(Work to complete): Return all the data below as it stands, minus the pictures.
⁂
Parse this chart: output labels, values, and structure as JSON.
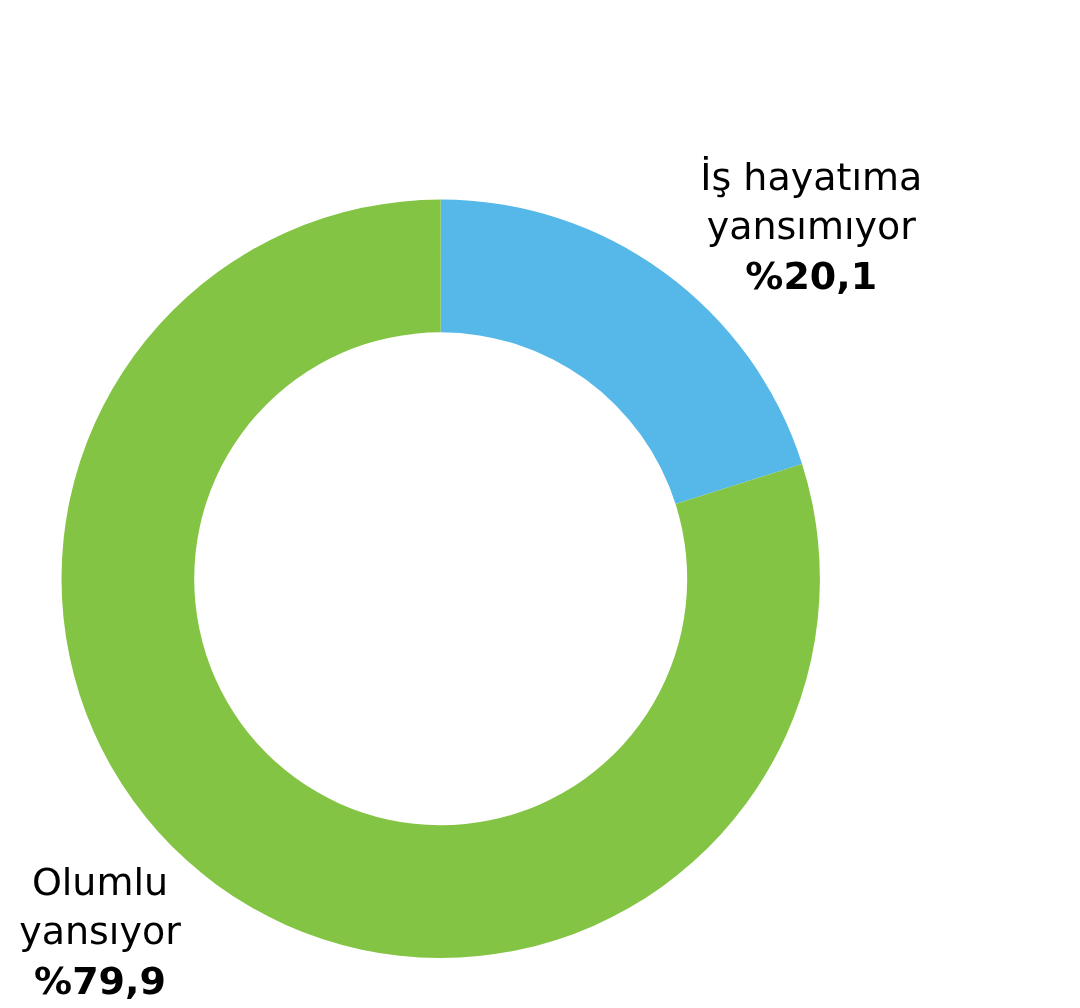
{
  "chart_data": {
    "type": "donut",
    "categories": [
      "İş hayatıma yansımıyor",
      "Olumlu yansıyor"
    ],
    "values": [
      20.1,
      79.9
    ],
    "value_labels": [
      "%20,1",
      "%79,9"
    ],
    "colors": [
      "#55b8e8",
      "#84c444"
    ],
    "legend": false
  }
}
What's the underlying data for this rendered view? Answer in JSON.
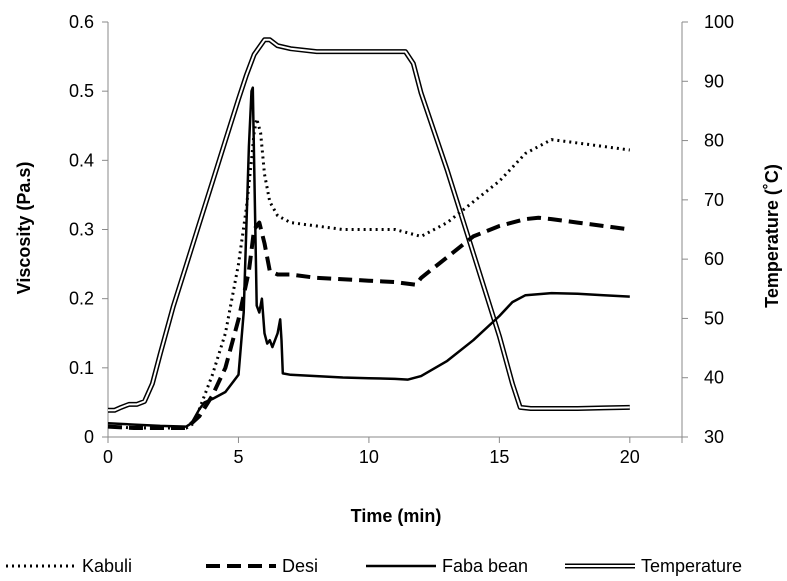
⁂
(Exercise response):
Parse this chart: output labels, values, and structure as JSON.
{
  "chart_data": {
    "type": "donut",
    "categories": [
      "İş hayatıma yansımıyor",
      "Olumlu yansıyor"
    ],
    "values": [
      20.1,
      79.9
    ],
    "value_labels": [
      "%20,1",
      "%79,9"
    ],
    "colors": [
      "#55b8e8",
      "#84c444"
    ],
    "legend": false
  }
}
What's the underlying data for this rendered view? Answer in JSON.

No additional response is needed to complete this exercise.